A block of data

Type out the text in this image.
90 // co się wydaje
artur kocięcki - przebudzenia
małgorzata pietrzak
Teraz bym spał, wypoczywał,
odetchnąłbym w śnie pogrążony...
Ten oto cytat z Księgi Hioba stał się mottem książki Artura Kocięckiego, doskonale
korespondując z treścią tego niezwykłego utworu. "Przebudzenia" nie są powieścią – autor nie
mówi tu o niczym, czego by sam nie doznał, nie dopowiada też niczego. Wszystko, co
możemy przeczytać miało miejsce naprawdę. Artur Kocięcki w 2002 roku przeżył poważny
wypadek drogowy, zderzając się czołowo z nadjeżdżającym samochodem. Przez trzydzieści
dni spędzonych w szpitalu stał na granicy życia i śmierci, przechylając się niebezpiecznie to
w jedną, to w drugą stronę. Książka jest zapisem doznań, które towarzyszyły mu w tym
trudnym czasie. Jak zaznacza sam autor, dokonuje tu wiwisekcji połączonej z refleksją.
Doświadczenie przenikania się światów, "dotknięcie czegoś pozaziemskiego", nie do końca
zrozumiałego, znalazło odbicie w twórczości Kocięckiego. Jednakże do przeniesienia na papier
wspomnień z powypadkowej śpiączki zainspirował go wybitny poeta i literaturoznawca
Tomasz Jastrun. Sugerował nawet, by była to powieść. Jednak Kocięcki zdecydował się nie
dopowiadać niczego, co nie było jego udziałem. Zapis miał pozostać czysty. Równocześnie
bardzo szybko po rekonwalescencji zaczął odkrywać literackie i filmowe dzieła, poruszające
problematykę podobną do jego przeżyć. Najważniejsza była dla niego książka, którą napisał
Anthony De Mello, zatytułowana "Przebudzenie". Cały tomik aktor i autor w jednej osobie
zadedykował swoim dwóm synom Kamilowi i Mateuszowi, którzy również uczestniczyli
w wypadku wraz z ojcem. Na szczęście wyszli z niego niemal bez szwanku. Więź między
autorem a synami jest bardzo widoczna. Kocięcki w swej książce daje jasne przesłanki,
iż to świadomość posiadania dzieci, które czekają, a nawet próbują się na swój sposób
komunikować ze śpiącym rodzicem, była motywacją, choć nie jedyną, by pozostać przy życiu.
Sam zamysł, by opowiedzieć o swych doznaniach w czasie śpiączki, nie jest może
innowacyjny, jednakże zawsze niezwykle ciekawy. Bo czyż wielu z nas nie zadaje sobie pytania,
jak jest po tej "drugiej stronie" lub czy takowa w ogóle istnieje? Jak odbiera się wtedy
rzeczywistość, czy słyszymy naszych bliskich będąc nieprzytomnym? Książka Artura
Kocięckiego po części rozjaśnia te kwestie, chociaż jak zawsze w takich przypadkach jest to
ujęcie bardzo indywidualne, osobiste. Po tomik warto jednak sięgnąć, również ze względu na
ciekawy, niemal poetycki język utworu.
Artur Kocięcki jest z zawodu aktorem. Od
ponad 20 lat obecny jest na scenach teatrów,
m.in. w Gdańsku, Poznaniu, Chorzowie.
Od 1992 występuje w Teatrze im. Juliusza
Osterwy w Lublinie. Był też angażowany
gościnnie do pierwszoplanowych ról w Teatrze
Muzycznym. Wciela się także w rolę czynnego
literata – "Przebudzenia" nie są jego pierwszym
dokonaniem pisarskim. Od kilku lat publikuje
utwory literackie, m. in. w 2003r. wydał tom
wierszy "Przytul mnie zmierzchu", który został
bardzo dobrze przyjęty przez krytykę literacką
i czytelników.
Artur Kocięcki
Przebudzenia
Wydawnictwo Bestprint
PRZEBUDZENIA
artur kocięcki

EXERCISE GOAL
Quote each line of the listing above exactly.

SOLUTION TO THIS EXERCISE
Type out the text in this image.
90 // co się wydaje
artur kocięcki - przebudzenia
małgorzata pietrzak
Teraz bym spał, wypoczywał,
odetchnąłbym w śnie pogrążony...
Ten oto cytat z Księgi Hioba stał się mottem książki Artura Kocięckiego, doskonale
korespondując z treścią tego niezwykłego utworu. "Przebudzenia" nie są powieścią – autor nie
mówi tu o niczym, czego by sam nie doznał, nie dopowiada też niczego. Wszystko, co
możemy przeczytać miało miejsce naprawdę. Artur Kocięcki w 2002 roku przeżył poważny
wypadek drogowy, zderzając się czołowo z nadjeżdżającym samochodem. Przez trzydzieści
dni spędzonych w szpitalu stał na granicy życia i śmierci, przechylając się niebezpiecznie to
w jedną, to w drugą stronę. Książka jest zapisem doznań, które towarzyszyły mu w tym
trudnym czasie. Jak zaznacza sam autor, dokonuje tu wiwisekcji połączonej z refleksją.
Doświadczenie przenikania się światów, "dotknięcie czegoś pozaziemskiego", nie do końca
zrozumiałego, znalazło odbicie w twórczości Kocięckiego. Jednakże do przeniesienia na papier
wspomnień z powypadkowej śpiączki zainspirował go wybitny poeta i literaturoznawca
Tomasz Jastrun. Sugerował nawet, by była to powieść. Jednak Kocięcki zdecydował się nie
dopowiadać niczego, co nie było jego udziałem. Zapis miał pozostać czysty. Równocześnie
bardzo szybko po rekonwalescencji zaczął odkrywać literackie i filmowe dzieła, poruszające
problematykę podobną do jego przeżyć. Najważniejsza była dla niego książka, którą napisał
Anthony De Mello, zatytułowana "Przebudzenie". Cały tomik aktor i autor w jednej osobie
zadedykował swoim dwóm synom Kamilowi i Mateuszowi, którzy również uczestniczyli
w wypadku wraz z ojcem. Na szczęście wyszli z niego niemal bez szwanku. Więź między
autorem a synami jest bardzo widoczna. Kocięcki w swej książce daje jasne przesłanki,
iż to świadomość posiadania dzieci, które czekają, a nawet próbują się na swój sposób
komunikować ze śpiącym rodzicem, była motywacją, choć nie jedyną, by pozostać przy życiu.
Sam zamysł, by opowiedzieć o swych doznaniach w czasie śpiączki, nie jest może
innowacyjny, jednakże zawsze niezwykle ciekawy. Bo czyż wielu z nas nie zadaje sobie pytania,
jak jest po tej "drugiej stronie" lub czy takowa w ogóle istnieje? Jak odbiera się wtedy
rzeczywistość, czy słyszymy naszych bliskich będąc nieprzytomnym? Książka Artura
Kocięckiego po części rozjaśnia te kwestie, chociaż jak zawsze w takich przypadkach jest to
ujęcie bardzo indywidualne, osobiste. Po tomik warto jednak sięgnąć, również ze względu na
ciekawy, niemal poetycki język utworu.
Artur Kocięcki jest z zawodu aktorem. Od
ponad 20 lat obecny jest na scenach teatrów,
m.in. w Gdańsku, Poznaniu, Chorzowie.
Od 1992 występuje w Teatrze im. Juliusza
Osterwy w Lublinie. Był też angażowany
gościnnie do pierwszoplanowych ról w Teatrze
Muzycznym. Wciela się także w rolę czynnego
literata – "Przebudzenia" nie są jego pierwszym
dokonaniem pisarskim. Od kilku lat publikuje
utwory literackie, m. in. w 2003r. wydał tom
wierszy "Przytul mnie zmierzchu", który został
bardzo dobrze przyjęty przez krytykę literacką
i czytelników.
Artur Kocięcki
Przebudzenia
Wydawnictwo Bestprint
PRZEBUDZENIA
artur kocięcki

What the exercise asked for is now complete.